---------- Dataset entries ----------
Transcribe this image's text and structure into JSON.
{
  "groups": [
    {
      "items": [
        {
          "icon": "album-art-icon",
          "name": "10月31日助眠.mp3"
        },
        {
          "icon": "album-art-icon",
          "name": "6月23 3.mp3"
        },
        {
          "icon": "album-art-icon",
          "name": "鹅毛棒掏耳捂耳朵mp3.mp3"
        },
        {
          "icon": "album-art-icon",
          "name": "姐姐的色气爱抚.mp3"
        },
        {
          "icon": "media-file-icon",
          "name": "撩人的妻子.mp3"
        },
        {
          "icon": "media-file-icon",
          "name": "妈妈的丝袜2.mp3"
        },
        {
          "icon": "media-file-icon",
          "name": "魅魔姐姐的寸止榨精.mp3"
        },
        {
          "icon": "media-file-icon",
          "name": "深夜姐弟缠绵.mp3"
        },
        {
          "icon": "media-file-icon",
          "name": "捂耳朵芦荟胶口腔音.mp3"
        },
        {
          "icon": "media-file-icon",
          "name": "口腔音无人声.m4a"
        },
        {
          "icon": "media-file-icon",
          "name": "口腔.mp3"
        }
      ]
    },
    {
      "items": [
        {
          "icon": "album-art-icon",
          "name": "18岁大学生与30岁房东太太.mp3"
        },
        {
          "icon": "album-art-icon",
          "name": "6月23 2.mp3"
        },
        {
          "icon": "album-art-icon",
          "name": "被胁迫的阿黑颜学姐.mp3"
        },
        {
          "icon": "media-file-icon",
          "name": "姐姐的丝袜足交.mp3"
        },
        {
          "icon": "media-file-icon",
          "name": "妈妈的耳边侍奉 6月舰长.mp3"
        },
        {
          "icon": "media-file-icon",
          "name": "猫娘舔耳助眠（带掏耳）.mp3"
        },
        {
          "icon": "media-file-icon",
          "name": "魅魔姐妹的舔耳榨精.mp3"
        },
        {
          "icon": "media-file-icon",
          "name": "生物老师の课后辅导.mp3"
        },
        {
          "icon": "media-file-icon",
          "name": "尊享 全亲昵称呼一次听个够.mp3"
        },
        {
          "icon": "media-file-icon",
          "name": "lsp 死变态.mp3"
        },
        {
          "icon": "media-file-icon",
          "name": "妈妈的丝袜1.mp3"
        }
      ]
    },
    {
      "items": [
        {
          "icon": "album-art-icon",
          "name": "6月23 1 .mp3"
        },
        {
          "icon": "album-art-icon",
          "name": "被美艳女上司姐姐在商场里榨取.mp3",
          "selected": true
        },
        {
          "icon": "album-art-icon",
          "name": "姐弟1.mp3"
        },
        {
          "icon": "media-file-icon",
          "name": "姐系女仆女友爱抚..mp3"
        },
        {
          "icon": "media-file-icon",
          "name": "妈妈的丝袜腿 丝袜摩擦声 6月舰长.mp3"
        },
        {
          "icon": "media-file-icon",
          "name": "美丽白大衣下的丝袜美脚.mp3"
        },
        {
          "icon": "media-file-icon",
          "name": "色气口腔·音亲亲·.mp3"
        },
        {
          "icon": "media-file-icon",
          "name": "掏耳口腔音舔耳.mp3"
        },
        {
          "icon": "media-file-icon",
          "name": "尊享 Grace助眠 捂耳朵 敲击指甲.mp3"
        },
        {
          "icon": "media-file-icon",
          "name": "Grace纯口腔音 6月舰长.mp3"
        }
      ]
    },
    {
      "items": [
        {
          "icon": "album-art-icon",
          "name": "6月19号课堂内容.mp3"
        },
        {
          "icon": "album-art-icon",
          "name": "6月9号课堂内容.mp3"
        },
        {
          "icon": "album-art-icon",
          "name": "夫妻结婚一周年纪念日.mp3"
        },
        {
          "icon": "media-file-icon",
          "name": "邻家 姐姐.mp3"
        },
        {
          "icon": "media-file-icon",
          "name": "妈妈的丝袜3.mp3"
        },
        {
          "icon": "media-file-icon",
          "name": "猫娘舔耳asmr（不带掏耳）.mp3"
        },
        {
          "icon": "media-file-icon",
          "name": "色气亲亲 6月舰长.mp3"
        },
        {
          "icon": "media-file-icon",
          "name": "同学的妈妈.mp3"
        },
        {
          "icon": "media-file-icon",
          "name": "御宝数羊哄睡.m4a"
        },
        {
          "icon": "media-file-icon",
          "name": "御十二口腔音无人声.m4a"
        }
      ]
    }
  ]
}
----------
**Written request**
Give all of the entries again, word for word.

**The response**
Transcribe this image's text and structure into JSON.
{
  "groups": [
    {
      "items": [
        {
          "icon": "album-art-icon",
          "name": "10月31日助眠.mp3"
        },
        {
          "icon": "album-art-icon",
          "name": "6月23 3.mp3"
        },
        {
          "icon": "album-art-icon",
          "name": "鹅毛棒掏耳捂耳朵mp3.mp3"
        },
        {
          "icon": "album-art-icon",
          "name": "姐姐的色气爱抚.mp3"
        },
        {
          "icon": "media-file-icon",
          "name": "撩人的妻子.mp3"
        },
        {
          "icon": "media-file-icon",
          "name": "妈妈的丝袜2.mp3"
        },
        {
          "icon": "media-file-icon",
          "name": "魅魔姐姐的寸止榨精.mp3"
        },
        {
          "icon": "media-file-icon",
          "name": "深夜姐弟缠绵.mp3"
        },
        {
          "icon": "media-file-icon",
          "name": "捂耳朵芦荟胶口腔音.mp3"
        },
        {
          "icon": "media-file-icon",
          "name": "口腔音无人声.m4a"
        },
        {
          "icon": "media-file-icon",
          "name": "口腔.mp3"
        }
      ]
    },
    {
      "items": [
        {
          "icon": "album-art-icon",
          "name": "18岁大学生与30岁房东太太.mp3"
        },
        {
          "icon": "album-art-icon",
          "name": "6月23 2.mp3"
        },
        {
          "icon": "album-art-icon",
          "name": "被胁迫的阿黑颜学姐.mp3"
        },
        {
          "icon": "media-file-icon",
          "name": "姐姐的丝袜足交.mp3"
        },
        {
          "icon": "media-file-icon",
          "name": "妈妈的耳边侍奉 6月舰长.mp3"
        },
        {
          "icon": "media-file-icon",
          "name": "猫娘舔耳助眠（带掏耳）.mp3"
        },
        {
          "icon": "media-file-icon",
          "name": "魅魔姐妹的舔耳榨精.mp3"
        },
        {
          "icon": "media-file-icon",
          "name": "生物老师の课后辅导.mp3"
        },
        {
          "icon": "media-file-icon",
          "name": "尊享 全亲昵称呼一次听个够.mp3"
        },
        {
          "icon": "media-file-icon",
          "name": "lsp 死变态.mp3"
        },
        {
          "icon": "media-file-icon",
          "name": "妈妈的丝袜1.mp3"
        }
      ]
    },
    {
      "items": [
        {
          "icon": "album-art-icon",
          "name": "6月23 1 .mp3"
        },
        {
          "icon": "album-art-icon",
          "name": "被美艳女上司姐姐在商场里榨取.mp3",
          "selected": true
        },
        {
          "icon": "album-art-icon",
          "name": "姐弟1.mp3"
        },
        {
          "icon": "media-file-icon",
          "name": "姐系女仆女友爱抚..mp3"
        },
        {
          "icon": "media-file-icon",
          "name": "妈妈的丝袜腿 丝袜摩擦声 6月舰长.mp3"
        },
        {
          "icon": "media-file-icon",
          "name": "美丽白大衣下的丝袜美脚.mp3"
        },
        {
          "icon": "media-file-icon",
          "name": "色气口腔·音亲亲·.mp3"
        },
        {
          "icon": "media-file-icon",
          "name": "掏耳口腔音舔耳.mp3"
        },
        {
          "icon": "media-file-icon",
          "name": "尊享 Grace助眠 捂耳朵 敲击指甲.mp3"
        },
        {
          "icon": "media-file-icon",
          "name": "Grace纯口腔音 6月舰长.mp3"
        }
      ]
    },
    {
      "items": [
        {
          "icon": "album-art-icon",
          "name": "6月19号课堂内容.mp3"
        },
        {
          "icon": "album-art-icon",
          "name": "6月9号课堂内容.mp3"
        },
        {
          "icon": "album-art-icon",
          "name": "夫妻结婚一周年纪念日.mp3"
        },
        {
          "icon": "media-file-icon",
          "name": "邻家 姐姐.mp3"
        },
        {
          "icon": "media-file-icon",
          "name": "妈妈的丝袜3.mp3"
        },
        {
          "icon": "media-file-icon",
          "name": "猫娘舔耳asmr（不带掏耳）.mp3"
        },
        {
          "icon": "media-file-icon",
          "name": "色气亲亲 6月舰长.mp3"
        },
        {
          "icon": "media-file-icon",
          "name": "同学的妈妈.mp3"
        },
        {
          "icon": "media-file-icon",
          "name": "御宝数羊哄睡.m4a"
        },
        {
          "icon": "media-file-icon",
          "name": "御十二口腔音无人声.m4a"
        }
      ]
    }
  ]
}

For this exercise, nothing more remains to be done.